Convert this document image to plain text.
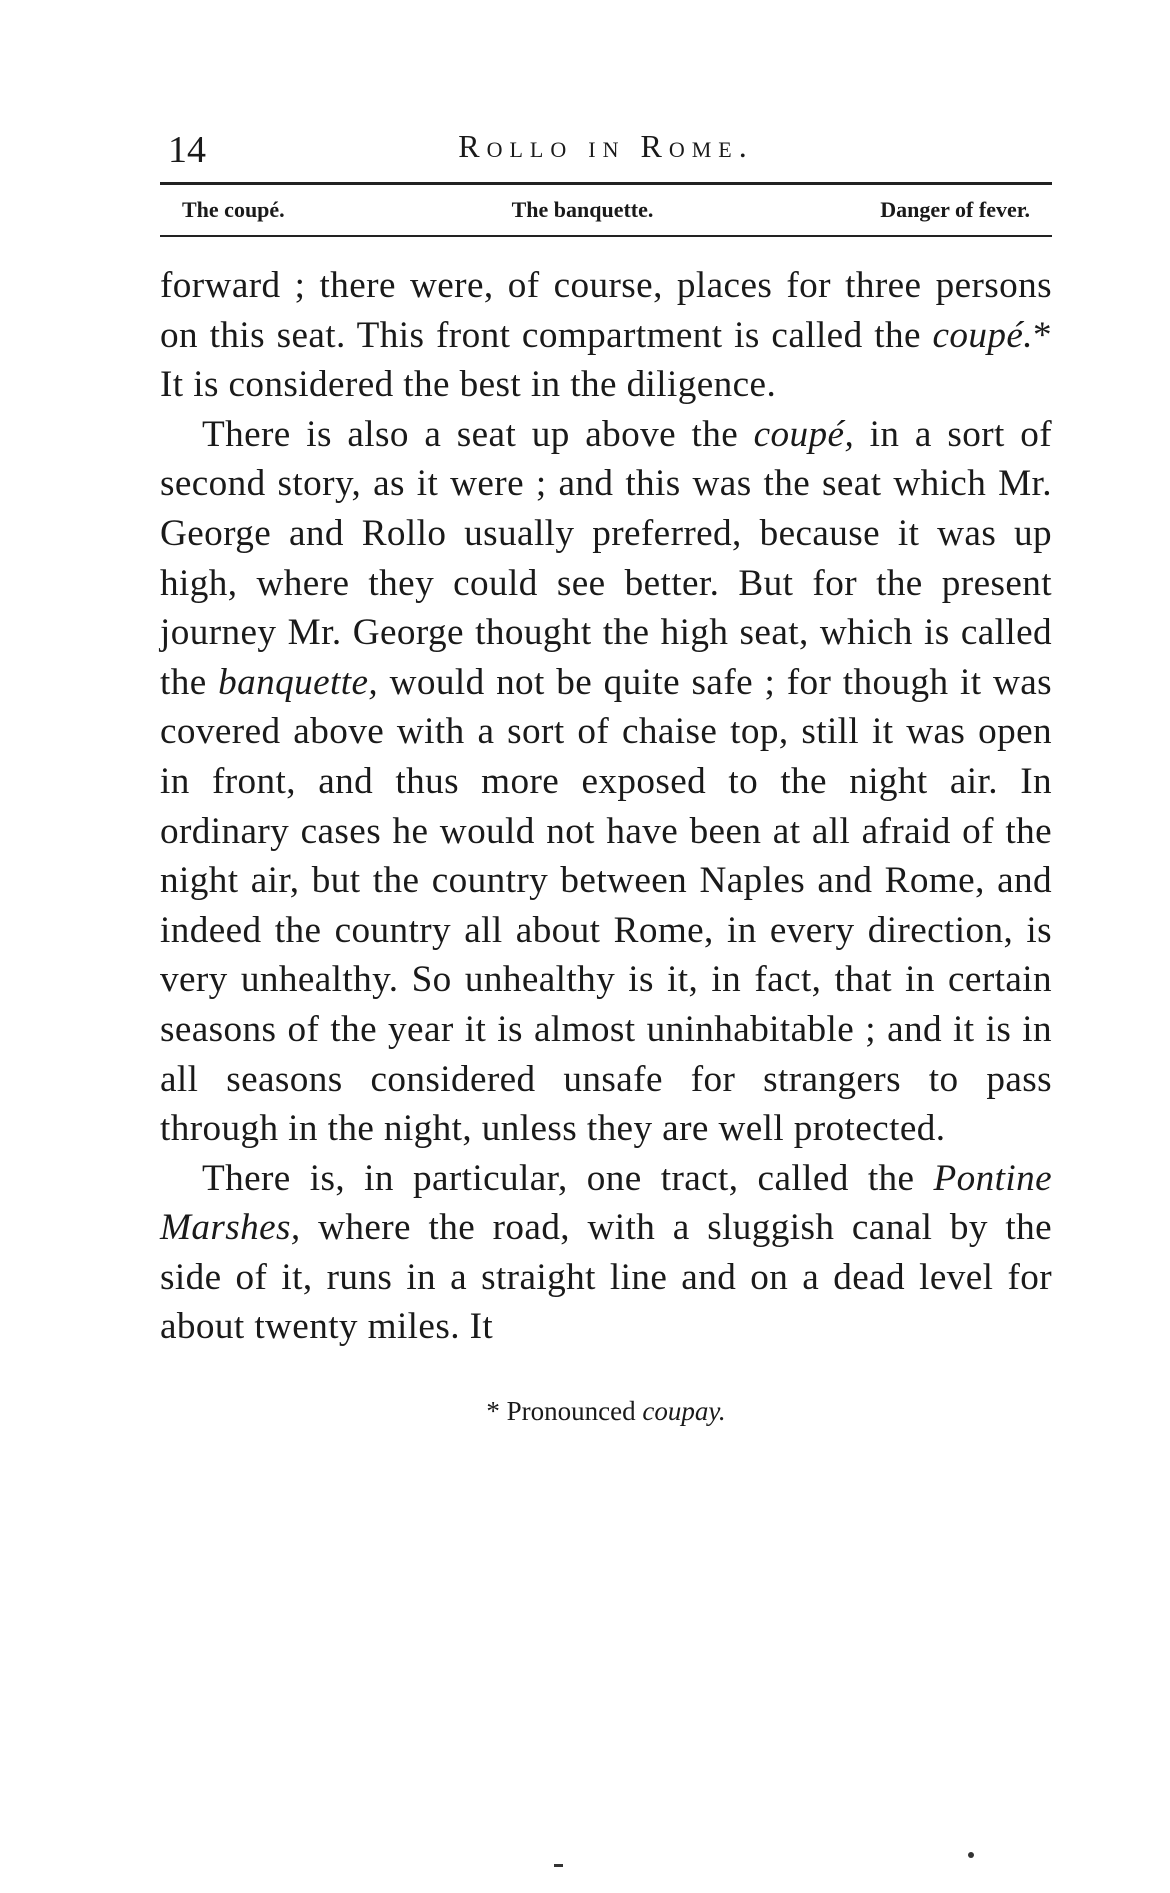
14	Rollo in Rome.
The coupé.	The banquette.	Danger of fever.

forward ; there were, of course, places for three persons on this seat. This front compartment is called the coupé.* It is considered the best in the diligence.

There is also a seat up above the coupé, in a sort of second story, as it were ; and this was the seat which Mr. George and Rollo usually preferred, because it was up high, where they could see better. But for the present journey Mr. George thought the high seat, which is called the banquette, would not be quite safe ; for though it was covered above with a sort of chaise top, still it was open in front, and thus more exposed to the night air. In ordinary cases he would not have been at all afraid of the night air, but the country between Naples and Rome, and indeed the country all about Rome, in every direction, is very unhealthy. So unhealthy is it, in fact, that in certain seasons of the year it is almost uninhabitable ; and it is in all seasons considered unsafe for strangers to pass through in the night, unless they are well protected.

There is, in particular, one tract, called the Pontine Marshes, where the road, with a sluggish canal by the side of it, runs in a straight line and on a dead level for about twenty miles. It

* Pronounced coupay.
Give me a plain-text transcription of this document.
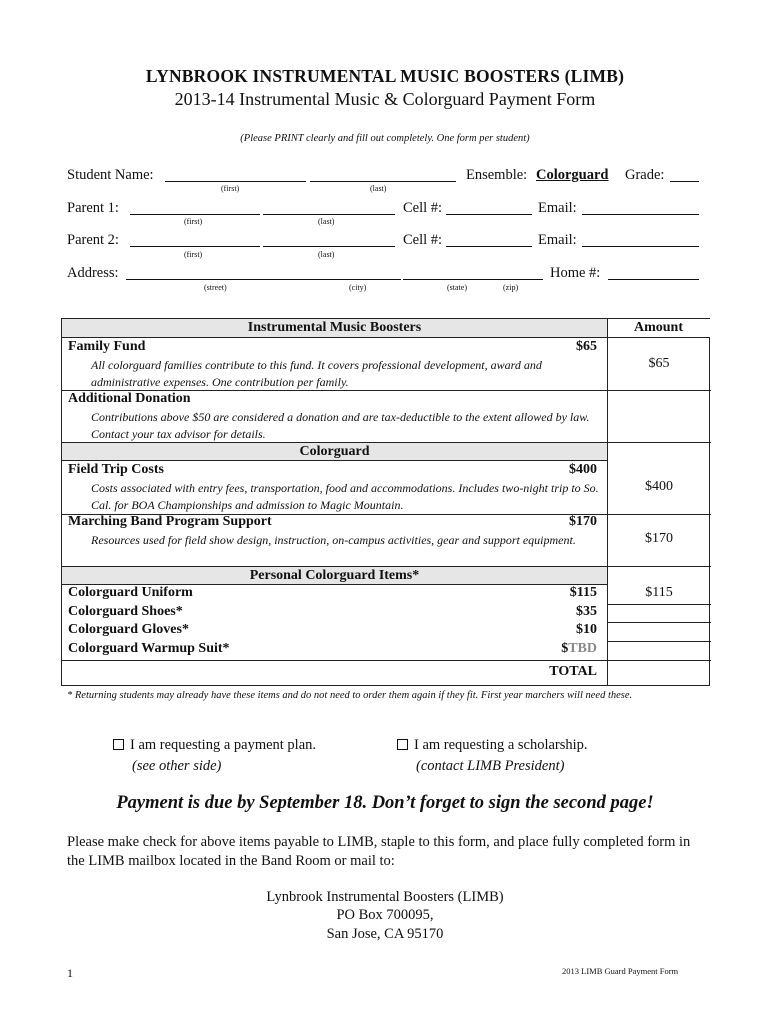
LYNBROOK INSTRUMENTAL MUSIC BOOSTERS (LIMB)
2013-14 Instrumental Music & Colorguard Payment Form
(Please PRINT clearly and fill out completely. One form per student)
Student Name:
(first)	(last)
Ensemble: Colorguard Grade:
Parent 1:
(first)	(last)
Cell #:	Email:
Parent 2:
(first)	(last)
Cell #:	Email:
Address:
(street)	(city)	(state)	(zip)
Home #:
Instrumental Music Boosters	Amount
Family Fund	$65
All colorguard families contribute to this fund. It covers professional development, award and administrative expenses. One contribution per family.
$65
Additional Donation
Contributions above $50 are considered a donation and are tax-deductible to the extent allowed by law. Contact your tax advisor for details.
Colorguard
Field Trip Costs	$400
Costs associated with entry fees, transportation, food and accommodations. Includes two-night trip to So. Cal. for BOA Championships and admission to Magic Mountain.
$400
Marching Band Program Support	$170
Resources used for field show design, instruction, on-campus activities, gear and support equipment.	$170
Personal Colorguard Items*
Colorguard Uniform	$115	$115
Colorguard Shoes*	$35
Colorguard Gloves*	$10
Colorguard Warmup Suit*	$TBD
TOTAL
* Returning students may already have these items and do not need to order them again if they fit. First year marchers will need these.
I am requesting a payment plan.
(see other side)
I am requesting a scholarship.
(contact LIMB President)
Payment is due by September 18. Don’t forget to sign the second page!
Please make check for above items payable to LIMB, staple to this form, and place fully completed form in the LIMB mailbox located in the Band Room or mail to:
Lynbrook Instrumental Boosters (LIMB)
PO Box 700095,
San Jose, CA 95170
1	2013 LIMB Guard Payment Form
• • • • • • •
◆ **WORK REQUIRED**:
Return all the entries word for word, but omit any pictures they contain.

◆ **EXERCISE RESULT**:
Convert this document image to plain text.
14	Rollo in Rome.
The coupé.	The banquette.	Danger of fever.

forward ; there were, of course, places for three persons on this seat. This front compartment is called the coupé.* It is considered the best in the diligence.

There is also a seat up above the coupé, in a sort of second story, as it were ; and this was the seat which Mr. George and Rollo usually preferred, because it was up high, where they could see better. But for the present journey Mr. George thought the high seat, which is called the banquette, would not be quite safe ; for though it was covered above with a sort of chaise top, still it was open in front, and thus more exposed to the night air. In ordinary cases he would not have been at all afraid of the night air, but the country between Naples and Rome, and indeed the country all about Rome, in every direction, is very unhealthy. So unhealthy is it, in fact, that in certain seasons of the year it is almost uninhabitable ; and it is in all seasons considered unsafe for strangers to pass through in the night, unless they are well protected.

There is, in particular, one tract, called the Pontine Marshes, where the road, with a sluggish canal by the side of it, runs in a straight line and on a dead level for about twenty miles. It

* Pronounced coupay.
Give me a plain-text transcription of this document.
LYNBROOK INSTRUMENTAL MUSIC BOOSTERS (LIMB)
2013-14 Instrumental Music & Colorguard Payment Form
(Please PRINT clearly and fill out completely. One form per student)
Student Name:
(first)	(last)
Ensemble: Colorguard Grade:
Parent 1:
(first)	(last)
Cell #:	Email:
Parent 2:
(first)	(last)
Cell #:	Email:
Address:
(street)	(city)	(state)	(zip)
Home #:
Instrumental Music Boosters	Amount
Family Fund	$65
All colorguard families contribute to this fund. It covers professional development, award and administrative expenses. One contribution per family.
$65
Additional Donation
Contributions above $50 are considered a donation and are tax-deductible to the extent allowed by law. Contact your tax advisor for details.
Colorguard
Field Trip Costs	$400
Costs associated with entry fees, transportation, food and accommodations. Includes two-night trip to So. Cal. for BOA Championships and admission to Magic Mountain.
$400
Marching Band Program Support	$170
Resources used for field show design, instruction, on-campus activities, gear and support equipment.	$170
Personal Colorguard Items*
Colorguard Uniform	$115	$115
Colorguard Shoes*	$35
Colorguard Gloves*	$10
Colorguard Warmup Suit*	$TBD
TOTAL
* Returning students may already have these items and do not need to order them again if they fit. First year marchers will need these.
I am requesting a payment plan.
(see other side)
I am requesting a scholarship.
(contact LIMB President)
Payment is due by September 18. Don’t forget to sign the second page!
Please make check for above items payable to LIMB, staple to this form, and place fully completed form in the LIMB mailbox located in the Band Room or mail to:
Lynbrook Instrumental Boosters (LIMB)
PO Box 700095,
San Jose, CA 95170
1	2013 LIMB Guard Payment Form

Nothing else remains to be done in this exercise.